## What you are asked to do
Your task is to transcribe all the entries exactly, excluding pictures.
# # # # # # #
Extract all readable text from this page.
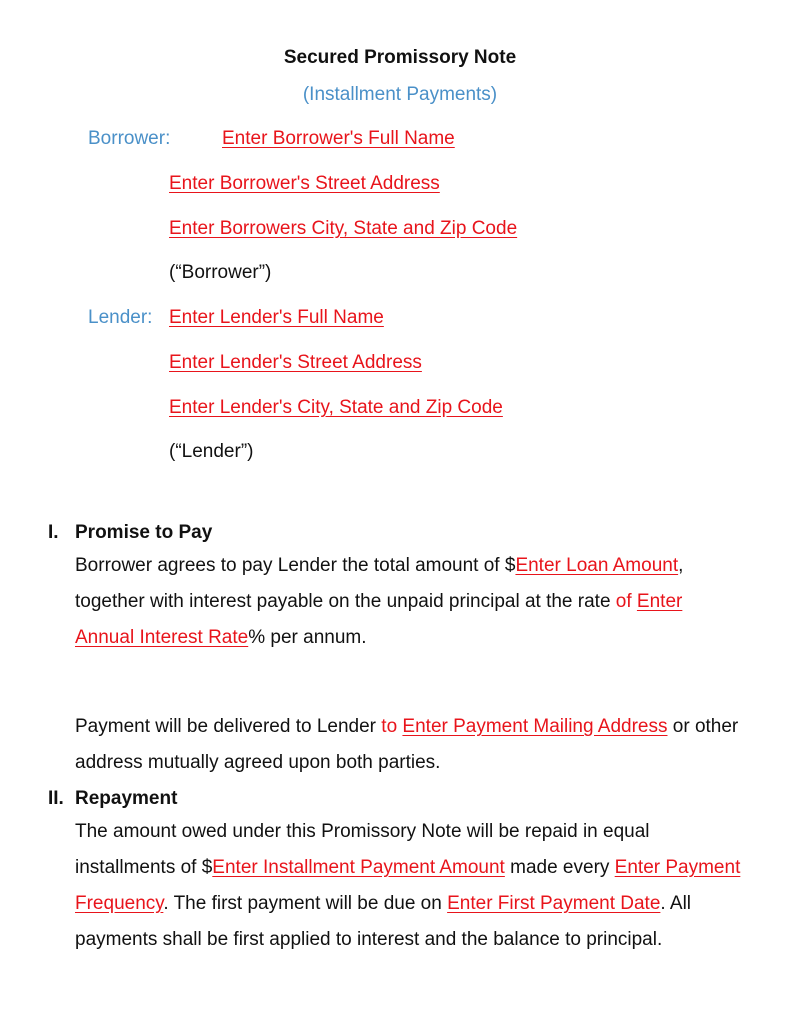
Secured Promissory Note
(Installment Payments)
Borrower:	Enter Borrower's Full Name
Enter Borrower's Street Address
Enter Borrowers City, State and Zip Code
(“Borrower”)
Lender: Enter Lender's Full Name
Enter Lender's Street Address
Enter Lender's City, State and Zip Code
(“Lender”)
I. Promise to Pay
Borrower agrees to pay Lender the total amount of $Enter Loan Amount, together with interest payable on the unpaid principal at the rate of Enter Annual Interest Rate% per annum.
Payment will be delivered to Lender to Enter Payment Mailing Address or other address mutually agreed upon both parties.
II. Repayment
The amount owed under this Promissory Note will be repaid in equal installments of $Enter Installment Payment Amount made every Enter Payment Frequency. The first payment will be due on Enter First Payment Date. All payments shall be first applied to interest and the balance to principal.
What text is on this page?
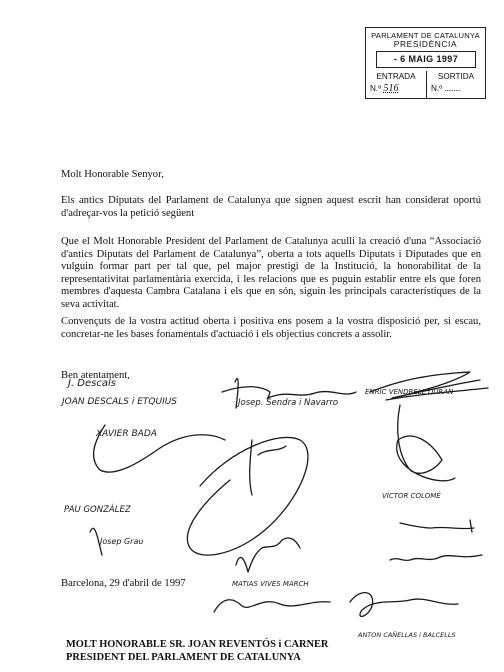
PARLAMENT DE CATALUNYA
PRESIDÈNCIA
- 6 MAIG 1997
ENTRADA	SORTIDA
N.º 516	N.º .........
Molt Honorable Senyor,
Els antics Diputats del Parlament de Catalunya que signen aquest escrit han considerat oportú d'adreçar-vos la petició següent
Que el Molt Honorable President del Parlament de Catalunya aculli la creació d'una “Associació d'antics Diputats del Parlament de Catalunya”, oberta a tots aquells Diputats i Diputades que en vulguin formar part per tal que, pel major prestigi de la Institució, la honorabilitat de la representativitat parlamentària exercida, i les relacions que es puguin establir entre els que foren membres d'aquesta Cambra Catalana i els que en són, siguin les principals característiques de la seva activitat.
Convençuts de la vostra actitud oberta i positiva ens posem a la vostra disposició per, si escau, concretar-ne les bases fonamentals d'actuació i els objectius concrets a assolir.
Ben atentament,
J. Descals
JOAN DESCALS i ETQUIUS	Josep. Sendra i Navarro
ENRIC VENDRELL DURAN
XAVIER BADA
PAU GONZÀLEZ
Josep Grau
VÍCTOR COLOMÉ
MATIAS VIVES MARCH
ANTON CAÑELLAS i BALCELLS
Barcelona, 29 d'abril de 1997
MOLT HONORABLE SR. JOAN REVENTÓS i CARNER
PRESIDENT DEL PARLAMENT DE CATALUNYA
# # # # # # #
## Solution
Extract all readable text from this page.
Secured Promissory Note
(Installment Payments)
Borrower:	Enter Borrower's Full Name
Enter Borrower's Street Address
Enter Borrowers City, State and Zip Code
(“Borrower”)
Lender: Enter Lender's Full Name
Enter Lender's Street Address
Enter Lender's City, State and Zip Code
(“Lender”)
I. Promise to Pay
Borrower agrees to pay Lender the total amount of $Enter Loan Amount, together with interest payable on the unpaid principal at the rate of Enter Annual Interest Rate% per annum.
Payment will be delivered to Lender to Enter Payment Mailing Address or other address mutually agreed upon both parties.
II. Repayment
The amount owed under this Promissory Note will be repaid in equal installments of $Enter Installment Payment Amount made every Enter Payment Frequency. The first payment will be due on Enter First Payment Date. All payments shall be first applied to interest and the balance to principal.
What text is on this page?
PARLAMENT DE CATALUNYA
PRESIDÈNCIA
- 6 MAIG 1997
ENTRADA	SORTIDA
N.º 516	N.º .........
Molt Honorable Senyor,
Els antics Diputats del Parlament de Catalunya que signen aquest escrit han considerat oportú d'adreçar-vos la petició següent
Que el Molt Honorable President del Parlament de Catalunya aculli la creació d'una “Associació d'antics Diputats del Parlament de Catalunya”, oberta a tots aquells Diputats i Diputades que en vulguin formar part per tal que, pel major prestigi de la Institució, la honorabilitat de la representativitat parlamentària exercida, i les relacions que es puguin establir entre els que foren membres d'aquesta Cambra Catalana i els que en són, siguin les principals característiques de la seva activitat.
Convençuts de la vostra actitud oberta i positiva ens posem a la vostra disposició per, si escau, concretar-ne les bases fonamentals d'actuació i els objectius concrets a assolir.
Ben atentament,
J. Descals
JOAN DESCALS i ETQUIUS	Josep. Sendra i Navarro
ENRIC VENDRELL DURAN
XAVIER BADA
PAU GONZÀLEZ
Josep Grau
VÍCTOR COLOMÉ
MATIAS VIVES MARCH
ANTON CAÑELLAS i BALCELLS
Barcelona, 29 d'abril de 1997
MOLT HONORABLE SR. JOAN REVENTÓS i CARNER
PRESIDENT DEL PARLAMENT DE CATALUNYA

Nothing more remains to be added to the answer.